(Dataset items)
□ □ □ □ □

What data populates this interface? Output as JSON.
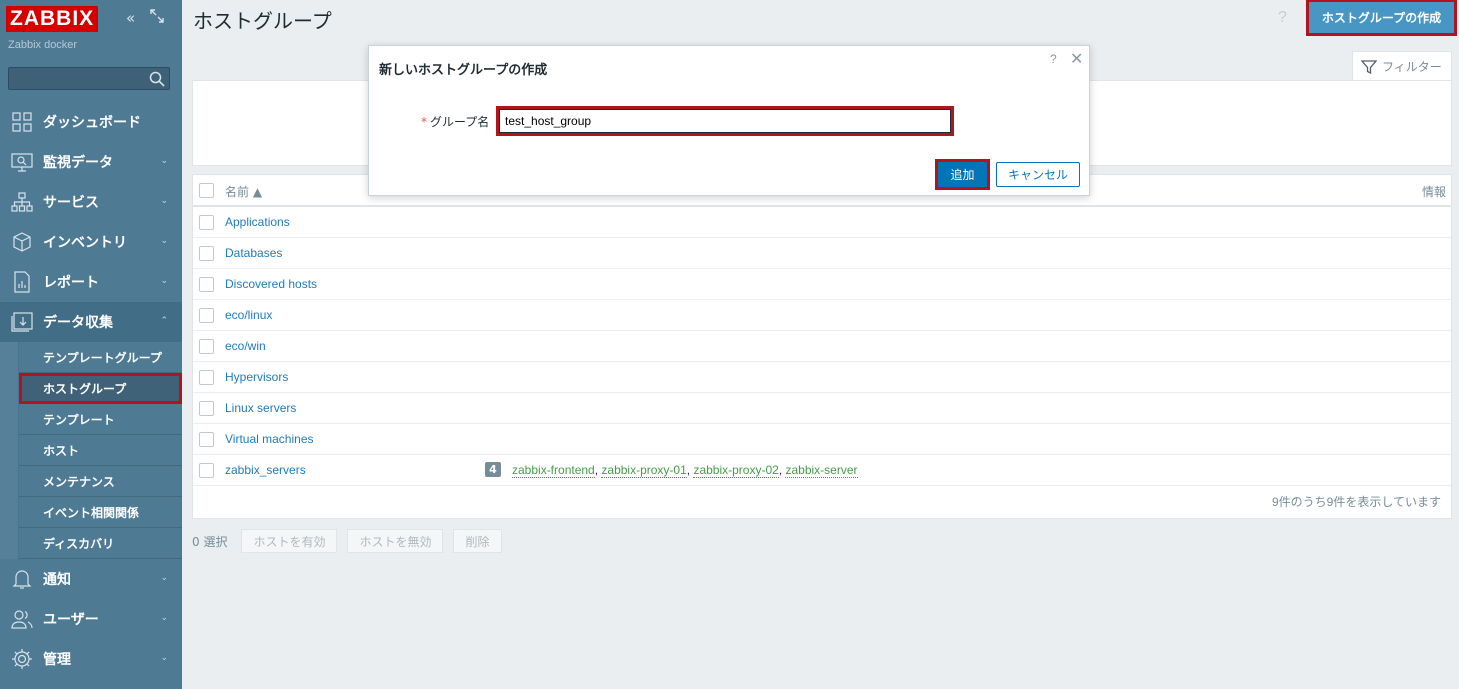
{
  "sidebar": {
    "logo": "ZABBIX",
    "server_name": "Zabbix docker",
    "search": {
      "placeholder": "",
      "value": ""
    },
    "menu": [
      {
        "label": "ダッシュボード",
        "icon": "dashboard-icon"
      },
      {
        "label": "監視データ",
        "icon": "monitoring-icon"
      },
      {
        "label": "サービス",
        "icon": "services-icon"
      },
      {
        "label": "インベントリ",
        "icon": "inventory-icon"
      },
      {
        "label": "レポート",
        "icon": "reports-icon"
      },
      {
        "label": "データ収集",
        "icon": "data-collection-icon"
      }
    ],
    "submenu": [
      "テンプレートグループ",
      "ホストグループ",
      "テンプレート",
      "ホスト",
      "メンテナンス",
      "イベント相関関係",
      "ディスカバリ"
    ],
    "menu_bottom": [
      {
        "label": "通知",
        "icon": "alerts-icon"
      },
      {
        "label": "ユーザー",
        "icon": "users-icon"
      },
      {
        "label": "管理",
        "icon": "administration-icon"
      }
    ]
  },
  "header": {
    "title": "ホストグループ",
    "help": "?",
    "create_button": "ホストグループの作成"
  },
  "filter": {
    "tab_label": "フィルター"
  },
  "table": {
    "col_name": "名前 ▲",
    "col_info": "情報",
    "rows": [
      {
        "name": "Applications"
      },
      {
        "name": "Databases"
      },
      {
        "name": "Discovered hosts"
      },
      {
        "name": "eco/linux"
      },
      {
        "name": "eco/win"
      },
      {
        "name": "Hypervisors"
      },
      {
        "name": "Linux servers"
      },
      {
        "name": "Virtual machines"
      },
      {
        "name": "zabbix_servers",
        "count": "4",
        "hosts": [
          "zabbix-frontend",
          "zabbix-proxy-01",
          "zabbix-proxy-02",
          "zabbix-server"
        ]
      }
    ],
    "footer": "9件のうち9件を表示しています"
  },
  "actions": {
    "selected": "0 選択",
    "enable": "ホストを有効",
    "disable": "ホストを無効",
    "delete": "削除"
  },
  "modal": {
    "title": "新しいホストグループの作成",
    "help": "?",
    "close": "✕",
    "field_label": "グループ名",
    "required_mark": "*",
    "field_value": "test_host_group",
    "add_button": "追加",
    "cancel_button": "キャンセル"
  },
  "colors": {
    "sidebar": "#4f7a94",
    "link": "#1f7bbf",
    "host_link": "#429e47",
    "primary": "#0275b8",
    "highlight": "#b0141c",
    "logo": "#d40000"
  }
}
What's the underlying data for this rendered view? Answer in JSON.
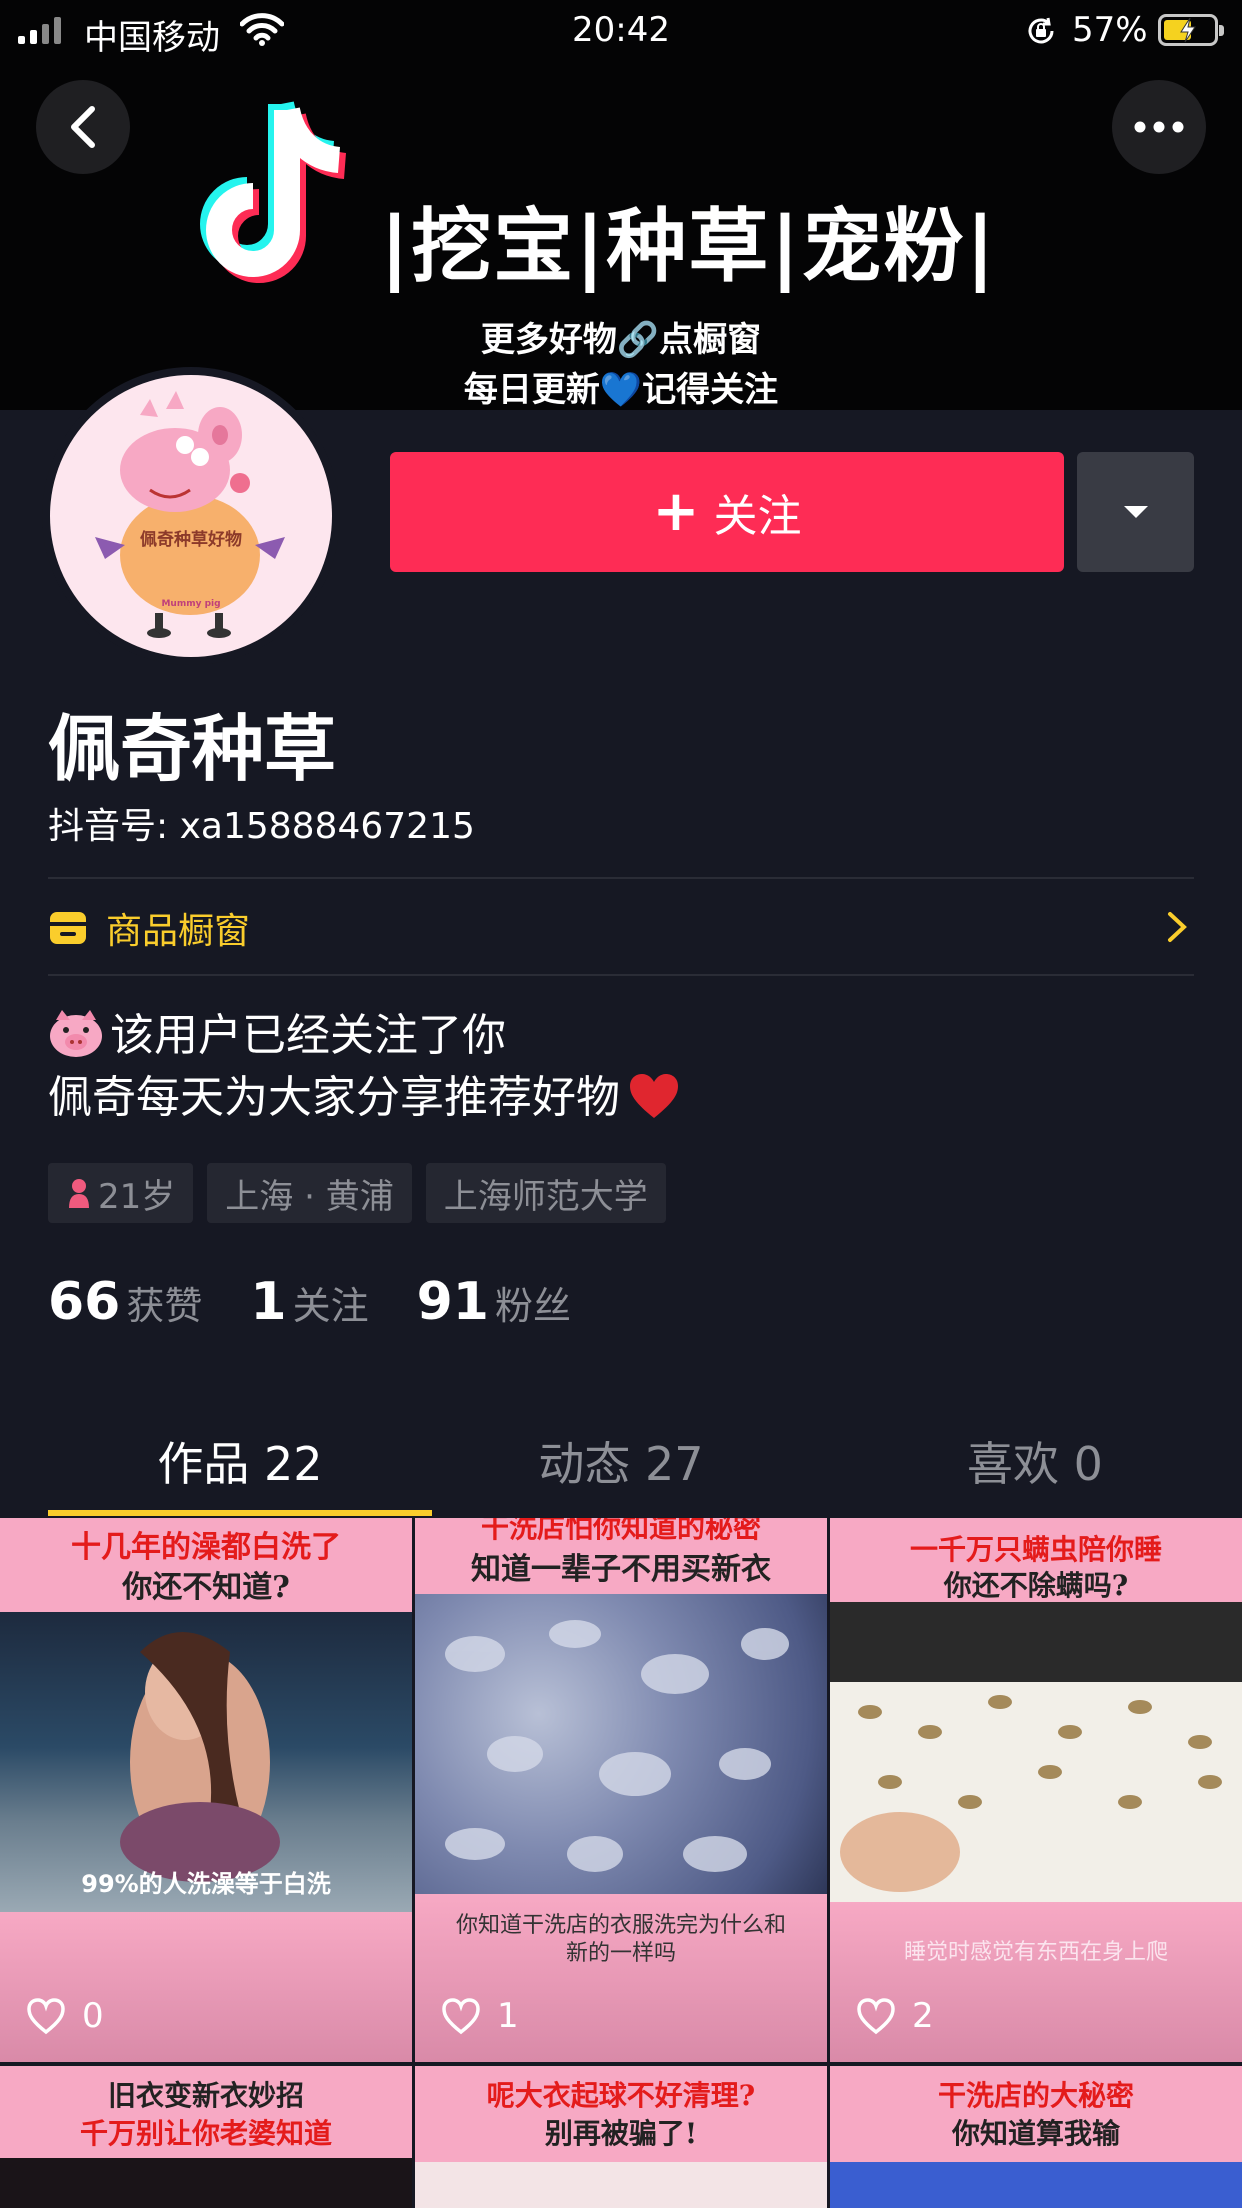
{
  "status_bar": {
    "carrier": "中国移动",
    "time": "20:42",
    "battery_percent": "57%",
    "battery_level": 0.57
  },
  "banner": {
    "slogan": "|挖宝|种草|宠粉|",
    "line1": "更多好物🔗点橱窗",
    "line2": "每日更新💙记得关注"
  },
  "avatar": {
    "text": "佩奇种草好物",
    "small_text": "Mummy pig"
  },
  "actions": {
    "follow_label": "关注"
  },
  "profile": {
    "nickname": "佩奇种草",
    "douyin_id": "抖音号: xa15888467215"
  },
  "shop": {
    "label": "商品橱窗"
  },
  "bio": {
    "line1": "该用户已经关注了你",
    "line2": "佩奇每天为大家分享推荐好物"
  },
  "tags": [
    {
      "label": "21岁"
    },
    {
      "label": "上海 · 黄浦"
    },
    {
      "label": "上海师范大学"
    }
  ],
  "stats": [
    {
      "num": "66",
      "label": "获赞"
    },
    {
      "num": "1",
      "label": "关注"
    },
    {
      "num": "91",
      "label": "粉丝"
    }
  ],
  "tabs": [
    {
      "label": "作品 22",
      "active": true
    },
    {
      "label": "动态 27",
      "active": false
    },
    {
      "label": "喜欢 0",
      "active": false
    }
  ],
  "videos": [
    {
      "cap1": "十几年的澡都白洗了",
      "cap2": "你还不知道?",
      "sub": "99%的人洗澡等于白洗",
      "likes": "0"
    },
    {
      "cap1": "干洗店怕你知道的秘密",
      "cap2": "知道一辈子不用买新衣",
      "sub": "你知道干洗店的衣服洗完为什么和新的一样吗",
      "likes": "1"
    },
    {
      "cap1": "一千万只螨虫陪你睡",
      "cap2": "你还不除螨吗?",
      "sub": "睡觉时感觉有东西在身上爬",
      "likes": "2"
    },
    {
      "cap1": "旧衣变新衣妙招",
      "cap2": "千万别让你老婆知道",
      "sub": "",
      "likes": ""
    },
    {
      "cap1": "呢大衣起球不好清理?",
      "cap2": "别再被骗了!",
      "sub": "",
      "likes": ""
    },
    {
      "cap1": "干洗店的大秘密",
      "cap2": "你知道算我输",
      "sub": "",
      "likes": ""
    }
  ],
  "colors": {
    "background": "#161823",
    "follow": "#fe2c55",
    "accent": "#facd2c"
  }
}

□ □ □ □ □

[Stated problem]
Which lines hold the word "JSON"? Show each one.

[Output]
What data populates this interface? Output as JSON.
What's the underlying data for this rendered view? Answer in JSON.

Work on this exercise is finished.